Restate the full listing word for word and leave the pictures out.

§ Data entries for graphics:
_ _ _
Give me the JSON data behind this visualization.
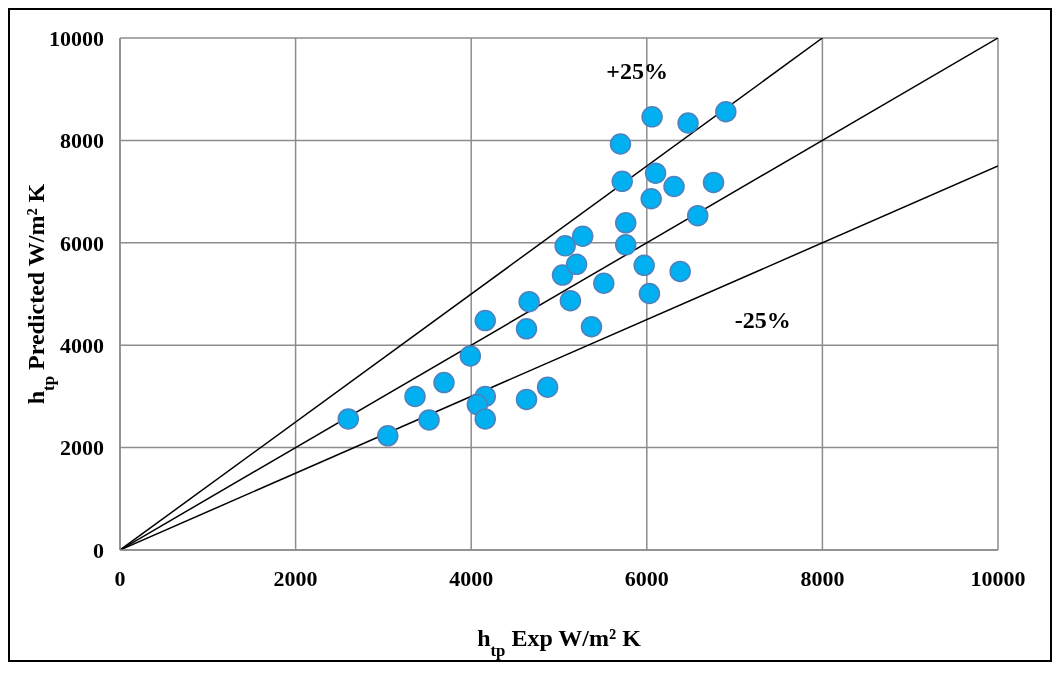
{
  "chart_data": {
    "type": "scatter",
    "xlabel": "h$_{tp}$ Exp W/m² K",
    "ylabel": "h$_{tp}$ Predicted W/m² K",
    "xlim": [
      0,
      10000
    ],
    "ylim": [
      0,
      10000
    ],
    "xticks": [
      0,
      2000,
      4000,
      6000,
      8000,
      10000
    ],
    "yticks": [
      0,
      2000,
      4000,
      6000,
      8000,
      10000
    ],
    "grid": true,
    "marker": "circle",
    "series": [
      {
        "color": "#00b0f0",
        "x": [
          2600,
          3050,
          3360,
          3690,
          3520,
          3990,
          4160,
          4070,
          4160,
          4160,
          4630,
          4870,
          4630,
          4660,
          5130,
          5370,
          5510,
          5040,
          5200,
          5070,
          5270,
          5760,
          5760,
          5970,
          6030,
          6380,
          5720,
          5700,
          6050,
          6100,
          6310,
          6060,
          6470,
          6580,
          6760,
          6900
        ],
        "values": [
          2560,
          2230,
          3000,
          3270,
          2540,
          3790,
          3000,
          2840,
          2560,
          4480,
          2940,
          3180,
          4320,
          4850,
          4870,
          4360,
          5210,
          5370,
          5580,
          5940,
          6130,
          5960,
          6390,
          5560,
          5010,
          5440,
          7200,
          7930,
          6860,
          7360,
          7100,
          8460,
          8340,
          6530,
          7180,
          8560
        ]
      },
      {
        "type": "line",
        "color": "#000000",
        "marker": "none",
        "x": [
          0,
          8000
        ],
        "values": [
          0,
          10000
        ]
      },
      {
        "type": "line",
        "color": "#000000",
        "marker": "none",
        "x": [
          0,
          10000
        ],
        "values": [
          0,
          10000
        ]
      },
      {
        "type": "line",
        "color": "#000000",
        "marker": "none",
        "x": [
          0,
          10000
        ],
        "values": [
          0,
          7500
        ]
      }
    ],
    "annotations": [
      "+25%",
      "-25%"
    ]
  }
}
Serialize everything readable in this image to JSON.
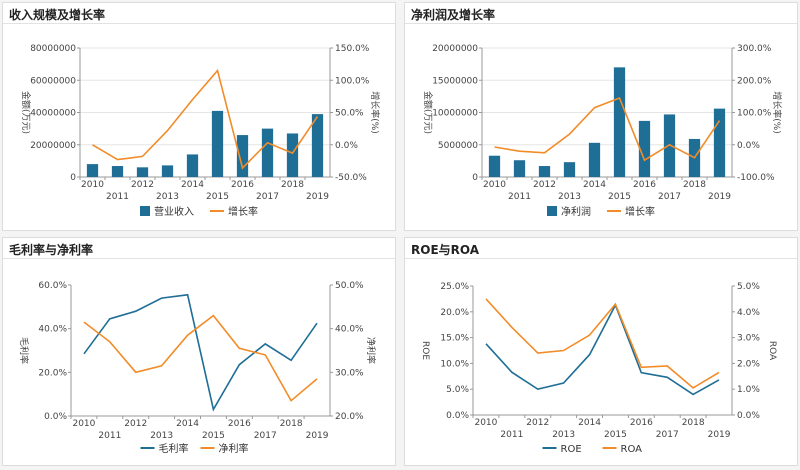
_ _ _
§ Task solution:
Give me the JSON data behind this visualization.
{
  "chart_data": {
    "type": "scatter",
    "xlabel": "h$_{tp}$ Exp W/m² K",
    "ylabel": "h$_{tp}$ Predicted W/m² K",
    "xlim": [
      0,
      10000
    ],
    "ylim": [
      0,
      10000
    ],
    "xticks": [
      0,
      2000,
      4000,
      6000,
      8000,
      10000
    ],
    "yticks": [
      0,
      2000,
      4000,
      6000,
      8000,
      10000
    ],
    "grid": true,
    "marker": "circle",
    "series": [
      {
        "color": "#00b0f0",
        "x": [
          2600,
          3050,
          3360,
          3690,
          3520,
          3990,
          4160,
          4070,
          4160,
          4160,
          4630,
          4870,
          4630,
          4660,
          5130,
          5370,
          5510,
          5040,
          5200,
          5070,
          5270,
          5760,
          5760,
          5970,
          6030,
          6380,
          5720,
          5700,
          6050,
          6100,
          6310,
          6060,
          6470,
          6580,
          6760,
          6900
        ],
        "values": [
          2560,
          2230,
          3000,
          3270,
          2540,
          3790,
          3000,
          2840,
          2560,
          4480,
          2940,
          3180,
          4320,
          4850,
          4870,
          4360,
          5210,
          5370,
          5580,
          5940,
          6130,
          5960,
          6390,
          5560,
          5010,
          5440,
          7200,
          7930,
          6860,
          7360,
          7100,
          8460,
          8340,
          6530,
          7180,
          8560
        ]
      },
      {
        "type": "line",
        "color": "#000000",
        "marker": "none",
        "x": [
          0,
          8000
        ],
        "values": [
          0,
          10000
        ]
      },
      {
        "type": "line",
        "color": "#000000",
        "marker": "none",
        "x": [
          0,
          10000
        ],
        "values": [
          0,
          10000
        ]
      },
      {
        "type": "line",
        "color": "#000000",
        "marker": "none",
        "x": [
          0,
          10000
        ],
        "values": [
          0,
          7500
        ]
      }
    ],
    "annotations": [
      "+25%",
      "-25%"
    ]
  }
}
Serialize everything readable in this image to JSON.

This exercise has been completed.